Extracted data entries:
╔══

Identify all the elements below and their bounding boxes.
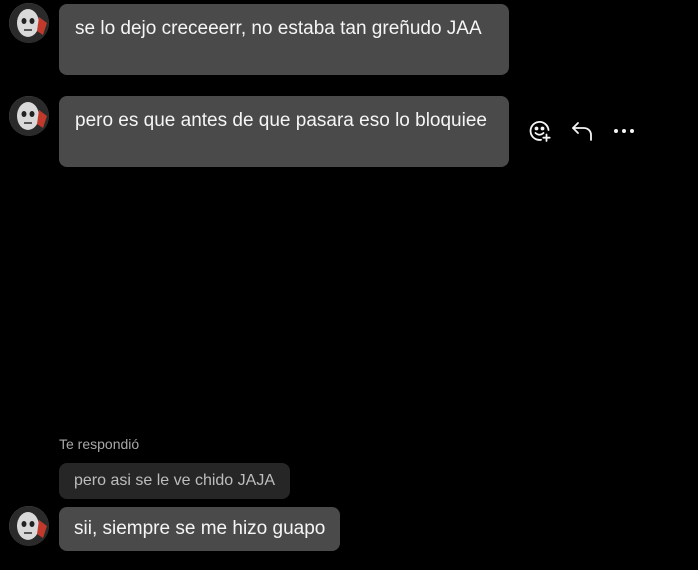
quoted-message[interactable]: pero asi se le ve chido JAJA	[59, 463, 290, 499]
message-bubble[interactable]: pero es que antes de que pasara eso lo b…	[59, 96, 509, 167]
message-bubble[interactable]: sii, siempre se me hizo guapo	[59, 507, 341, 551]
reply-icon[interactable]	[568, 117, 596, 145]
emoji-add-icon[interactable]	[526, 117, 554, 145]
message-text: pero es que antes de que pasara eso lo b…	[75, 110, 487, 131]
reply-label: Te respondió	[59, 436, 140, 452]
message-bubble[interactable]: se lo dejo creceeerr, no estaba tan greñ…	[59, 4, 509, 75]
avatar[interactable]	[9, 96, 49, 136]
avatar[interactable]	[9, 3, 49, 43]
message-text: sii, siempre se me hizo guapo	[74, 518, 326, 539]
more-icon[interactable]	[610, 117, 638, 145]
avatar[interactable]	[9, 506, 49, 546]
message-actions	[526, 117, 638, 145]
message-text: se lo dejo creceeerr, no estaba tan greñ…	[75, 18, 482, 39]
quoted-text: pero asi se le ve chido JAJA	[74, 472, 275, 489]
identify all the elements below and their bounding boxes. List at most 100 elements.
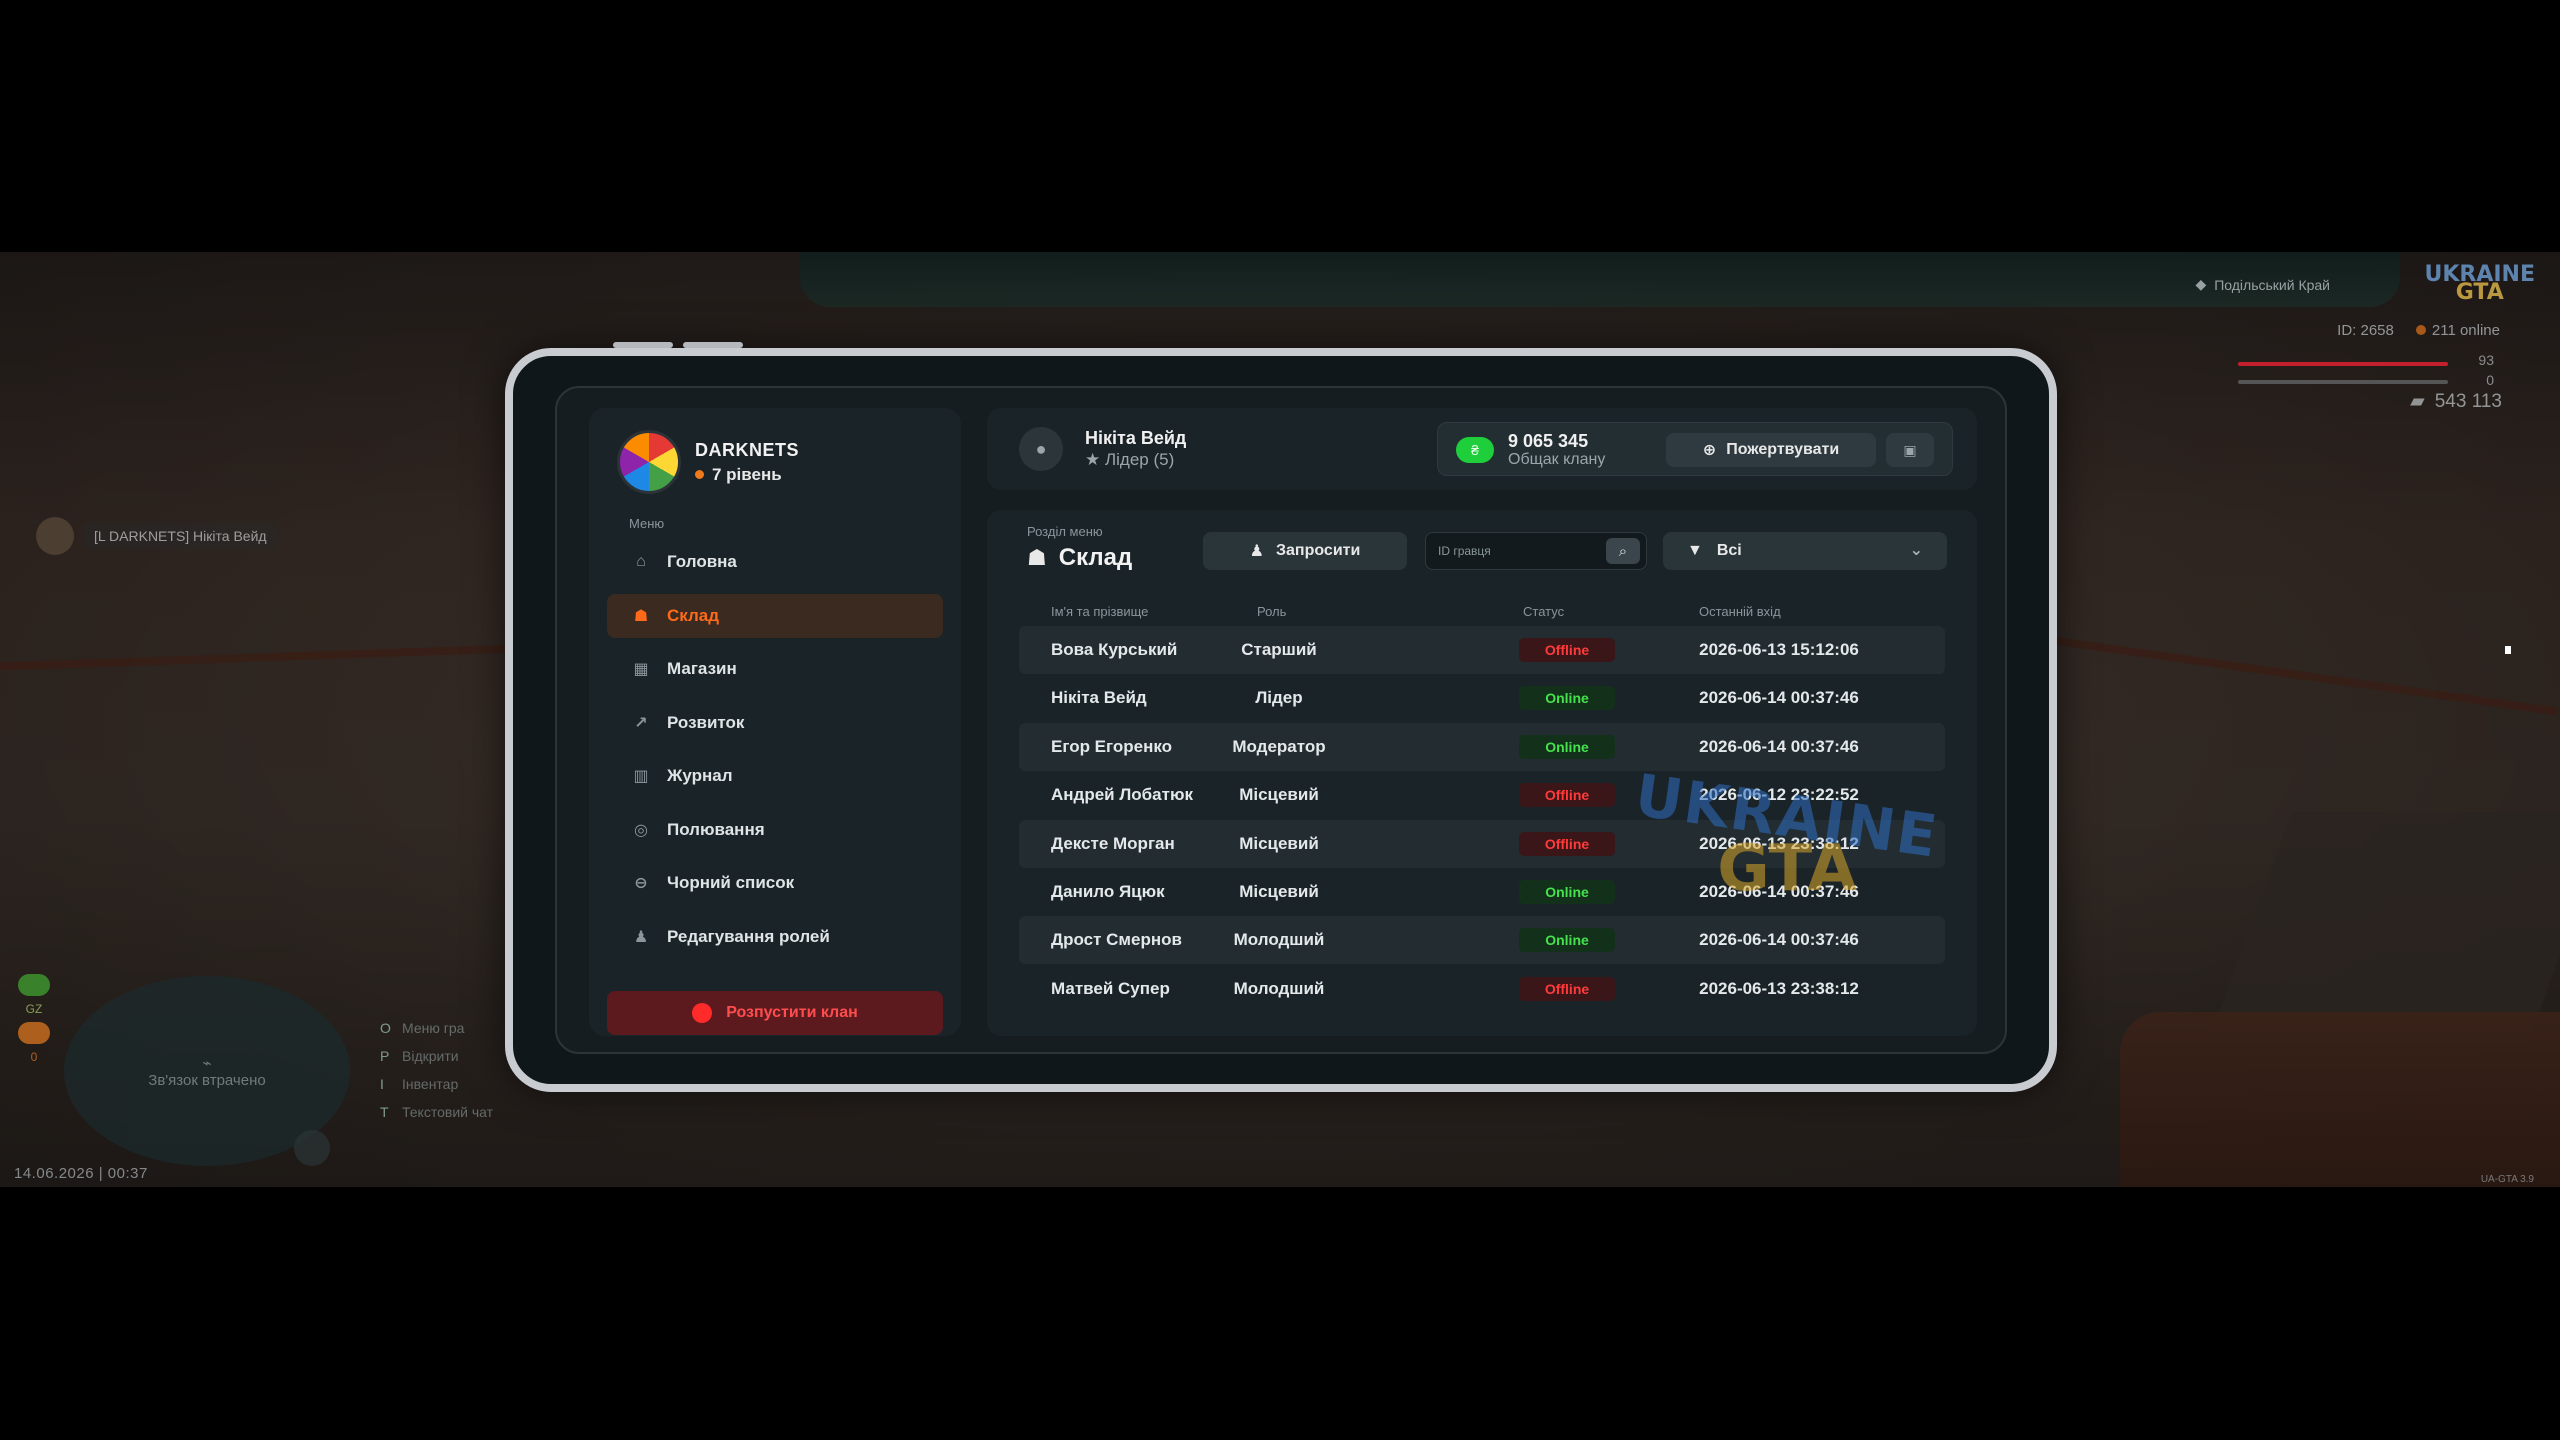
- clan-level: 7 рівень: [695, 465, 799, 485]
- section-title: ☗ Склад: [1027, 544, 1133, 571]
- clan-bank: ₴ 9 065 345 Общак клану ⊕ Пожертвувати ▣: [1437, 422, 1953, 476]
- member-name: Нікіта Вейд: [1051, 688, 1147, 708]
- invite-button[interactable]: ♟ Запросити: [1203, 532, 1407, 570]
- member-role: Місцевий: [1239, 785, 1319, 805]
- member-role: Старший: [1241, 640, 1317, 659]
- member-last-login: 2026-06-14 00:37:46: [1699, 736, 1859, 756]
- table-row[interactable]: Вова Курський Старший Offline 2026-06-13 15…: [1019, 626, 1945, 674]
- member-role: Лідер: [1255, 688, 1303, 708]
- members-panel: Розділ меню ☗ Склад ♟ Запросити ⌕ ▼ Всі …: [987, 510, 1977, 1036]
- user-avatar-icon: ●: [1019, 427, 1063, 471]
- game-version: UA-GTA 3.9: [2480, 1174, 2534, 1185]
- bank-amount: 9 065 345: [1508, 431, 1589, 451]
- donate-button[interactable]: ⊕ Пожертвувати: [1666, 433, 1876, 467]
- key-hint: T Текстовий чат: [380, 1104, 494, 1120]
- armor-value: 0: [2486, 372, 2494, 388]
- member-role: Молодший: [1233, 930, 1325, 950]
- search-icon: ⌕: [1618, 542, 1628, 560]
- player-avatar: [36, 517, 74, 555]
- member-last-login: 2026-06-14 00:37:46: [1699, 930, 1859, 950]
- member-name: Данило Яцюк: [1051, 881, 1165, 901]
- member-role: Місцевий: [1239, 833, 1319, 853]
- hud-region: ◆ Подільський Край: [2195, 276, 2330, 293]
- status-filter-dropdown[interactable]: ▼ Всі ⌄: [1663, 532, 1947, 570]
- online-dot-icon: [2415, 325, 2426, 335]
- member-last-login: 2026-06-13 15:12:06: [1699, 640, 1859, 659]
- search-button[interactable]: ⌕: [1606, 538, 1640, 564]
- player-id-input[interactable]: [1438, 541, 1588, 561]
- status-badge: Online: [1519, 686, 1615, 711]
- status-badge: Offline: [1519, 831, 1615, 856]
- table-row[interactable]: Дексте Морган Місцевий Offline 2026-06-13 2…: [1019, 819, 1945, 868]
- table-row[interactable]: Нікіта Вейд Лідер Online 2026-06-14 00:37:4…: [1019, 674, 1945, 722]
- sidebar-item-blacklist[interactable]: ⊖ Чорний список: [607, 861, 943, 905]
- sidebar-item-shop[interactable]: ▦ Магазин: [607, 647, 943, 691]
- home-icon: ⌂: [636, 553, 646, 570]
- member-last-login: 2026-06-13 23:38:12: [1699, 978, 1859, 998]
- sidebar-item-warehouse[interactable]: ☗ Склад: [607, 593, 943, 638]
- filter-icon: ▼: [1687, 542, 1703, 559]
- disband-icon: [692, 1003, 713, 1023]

╚══

# GOAL
Return every line of the material above that contains the string "below".

# ANSWER TO THIS EXERCISE
Identify all the elements below and their bounding boxes.
identify all the elements below and their bounding boxes. List at most 100 elements.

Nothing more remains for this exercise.